start Data records

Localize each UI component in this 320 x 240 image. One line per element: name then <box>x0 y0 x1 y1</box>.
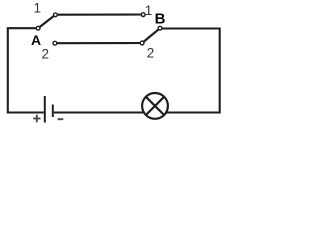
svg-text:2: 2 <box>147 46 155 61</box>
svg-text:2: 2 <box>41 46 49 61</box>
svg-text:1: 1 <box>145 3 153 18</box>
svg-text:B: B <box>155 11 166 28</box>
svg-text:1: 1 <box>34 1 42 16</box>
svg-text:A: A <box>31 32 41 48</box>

end Data records
start Data records

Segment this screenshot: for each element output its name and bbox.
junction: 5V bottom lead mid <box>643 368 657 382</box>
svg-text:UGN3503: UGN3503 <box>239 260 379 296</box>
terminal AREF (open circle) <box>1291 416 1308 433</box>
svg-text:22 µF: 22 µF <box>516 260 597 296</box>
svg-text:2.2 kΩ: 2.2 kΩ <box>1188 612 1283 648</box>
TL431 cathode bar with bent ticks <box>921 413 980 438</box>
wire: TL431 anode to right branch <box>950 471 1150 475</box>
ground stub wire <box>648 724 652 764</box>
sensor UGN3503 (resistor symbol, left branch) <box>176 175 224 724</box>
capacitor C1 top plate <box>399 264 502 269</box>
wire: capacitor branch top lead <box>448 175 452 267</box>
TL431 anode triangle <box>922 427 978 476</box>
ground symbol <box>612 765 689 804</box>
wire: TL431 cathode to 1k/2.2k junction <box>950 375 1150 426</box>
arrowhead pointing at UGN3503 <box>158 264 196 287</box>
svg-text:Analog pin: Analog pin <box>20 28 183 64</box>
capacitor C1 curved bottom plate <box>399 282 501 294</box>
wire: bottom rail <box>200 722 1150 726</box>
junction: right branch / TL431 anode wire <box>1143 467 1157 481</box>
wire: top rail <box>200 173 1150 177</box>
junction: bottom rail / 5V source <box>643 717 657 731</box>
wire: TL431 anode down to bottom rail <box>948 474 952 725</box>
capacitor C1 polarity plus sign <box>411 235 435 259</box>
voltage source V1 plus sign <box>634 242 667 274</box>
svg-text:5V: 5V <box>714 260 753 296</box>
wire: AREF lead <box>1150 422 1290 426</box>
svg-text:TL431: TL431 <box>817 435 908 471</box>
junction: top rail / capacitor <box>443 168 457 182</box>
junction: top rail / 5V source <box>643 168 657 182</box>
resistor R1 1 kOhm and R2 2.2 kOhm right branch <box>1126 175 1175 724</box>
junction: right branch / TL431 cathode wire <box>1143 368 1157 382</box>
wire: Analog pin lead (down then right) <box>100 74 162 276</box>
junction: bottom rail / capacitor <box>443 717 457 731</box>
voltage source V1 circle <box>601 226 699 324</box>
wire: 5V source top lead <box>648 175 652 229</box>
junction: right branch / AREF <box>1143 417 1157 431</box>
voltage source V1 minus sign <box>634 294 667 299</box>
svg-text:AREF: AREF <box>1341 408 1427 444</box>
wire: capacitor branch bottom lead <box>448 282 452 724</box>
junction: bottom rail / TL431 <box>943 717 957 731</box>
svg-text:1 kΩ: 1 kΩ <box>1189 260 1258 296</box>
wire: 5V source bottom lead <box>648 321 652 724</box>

end Data records

-- Exercise aim --
Substitute "control" for "component" in the listing lines starting at the one containing "Localize each UI" and ending at the one containing "svg-text:A: A <box>31 32 41 48</box>", and give only those lines again with everything else unchanged. Leave the pictures out of your answer.

-- Result for this task --
Localize each UI control in this 320 x 240 image. One line per element: name then <box>x0 y0 x1 y1</box>.
svg-text:2: 2 <box>147 46 155 61</box>
svg-text:2: 2 <box>41 46 49 61</box>
svg-text:1: 1 <box>145 3 153 18</box>
svg-text:B: B <box>155 11 166 28</box>
svg-text:1: 1 <box>34 1 42 16</box>
svg-text:A: A <box>31 32 41 48</box>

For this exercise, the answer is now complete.